REQUEST – Quote the records that follow in full and exactly; leave out the pictures.

=== MATERIAL FOR THE TASK ===

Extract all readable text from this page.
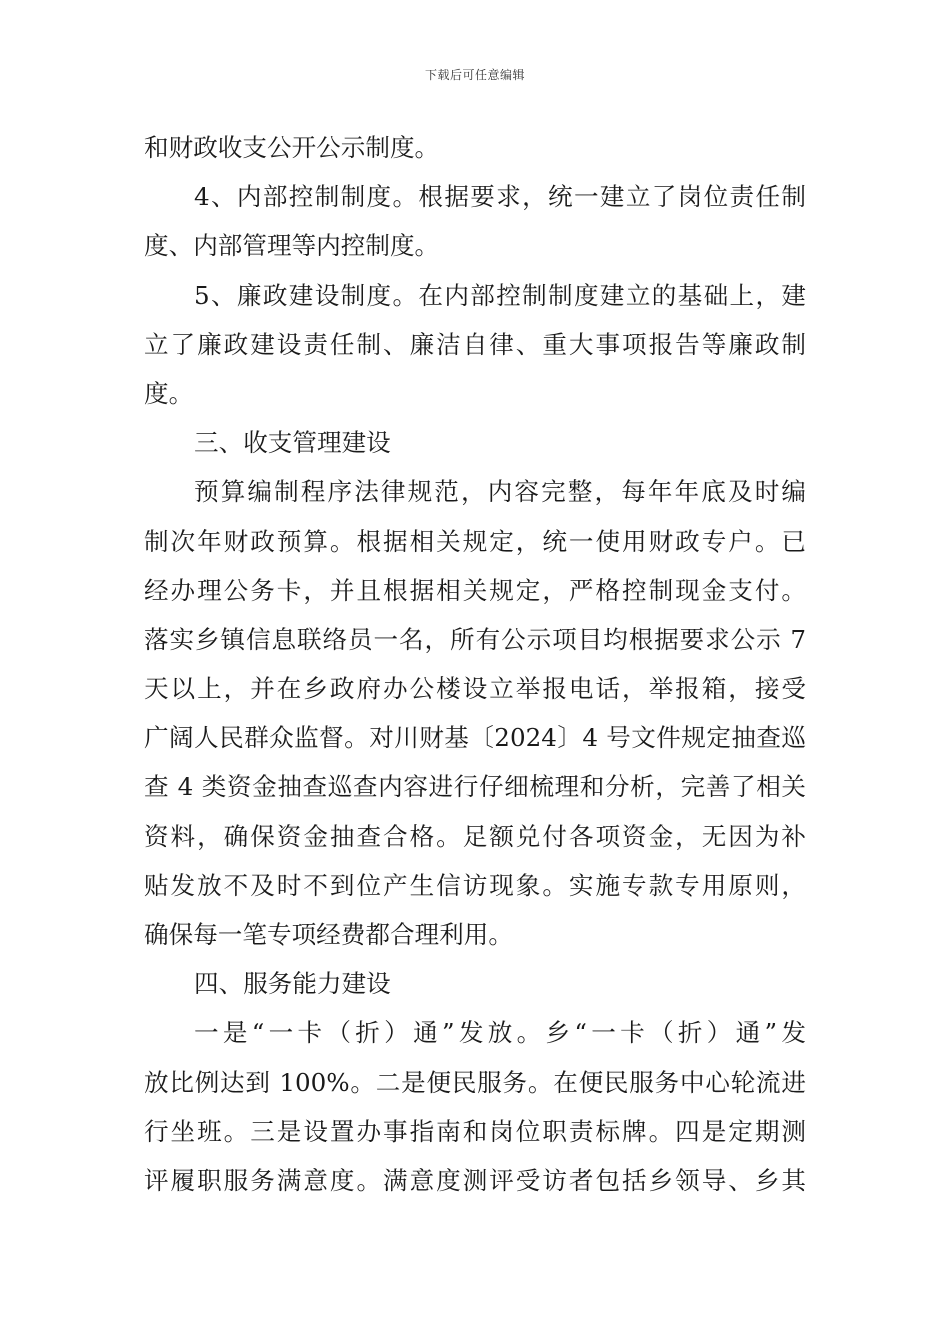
下载后可任意编辑
和财政收支公开公示制度。
4、内部控制制度。根据要求，统一建立了岗位责任制
度、内部管理等内控制度。
5、廉政建设制度。在内部控制制度建立的基础上，建
立了廉政建设责任制、廉洁自律、重大事项报告等廉政制
度。
三、收支管理建设
预算编制程序法律规范，内容完整，每年年底及时编
制次年财政预算。根据相关规定，统一使用财政专户。已
经办理公务卡，并且根据相关规定，严格控制现金支付。
落实乡镇信息联络员一名，所有公示项目均根据要求公示 7
天以上，并在乡政府办公楼设立举报电话，举报箱，接受
广阔人民群众监督。对川财基〔2024〕4 号文件规定抽查巡
查 4 类资金抽查巡查内容进行仔细梳理和分析，完善了相关
资料，确保资金抽查合格。足额兑付各项资金，无因为补
贴发放不及时不到位产生信访现象。实施专款专用原则，
确保每一笔专项经费都合理利用。
四、服务能力建设
一是“一卡（折）通”发放。乡“一卡（折）通”发
放比例达到 100%。二是便民服务。在便民服务中心轮流进
行坐班。三是设置办事指南和岗位职责标牌。四是定期测
评履职服务满意度。满意度测评受访者包括乡领导、乡其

===

SOLUTION TO THIS TASK –
Extract all readable text from this page.
下载后可任意编辑
和财政收支公开公示制度。
4、内部控制制度。根据要求，统一建立了岗位责任制
度、内部管理等内控制度。
5、廉政建设制度。在内部控制制度建立的基础上，建
立了廉政建设责任制、廉洁自律、重大事项报告等廉政制
度。
三、收支管理建设
预算编制程序法律规范，内容完整，每年年底及时编
制次年财政预算。根据相关规定，统一使用财政专户。已
经办理公务卡，并且根据相关规定，严格控制现金支付。
落实乡镇信息联络员一名，所有公示项目均根据要求公示 7
天以上，并在乡政府办公楼设立举报电话，举报箱，接受
广阔人民群众监督。对川财基〔2024〕4 号文件规定抽查巡
查 4 类资金抽查巡查内容进行仔细梳理和分析，完善了相关
资料，确保资金抽查合格。足额兑付各项资金，无因为补
贴发放不及时不到位产生信访现象。实施专款专用原则，
确保每一笔专项经费都合理利用。
四、服务能力建设
一是“一卡（折）通”发放。乡“一卡（折）通”发
放比例达到 100%。二是便民服务。在便民服务中心轮流进
行坐班。三是设置办事指南和岗位职责标牌。四是定期测
评履职服务满意度。满意度测评受访者包括乡领导、乡其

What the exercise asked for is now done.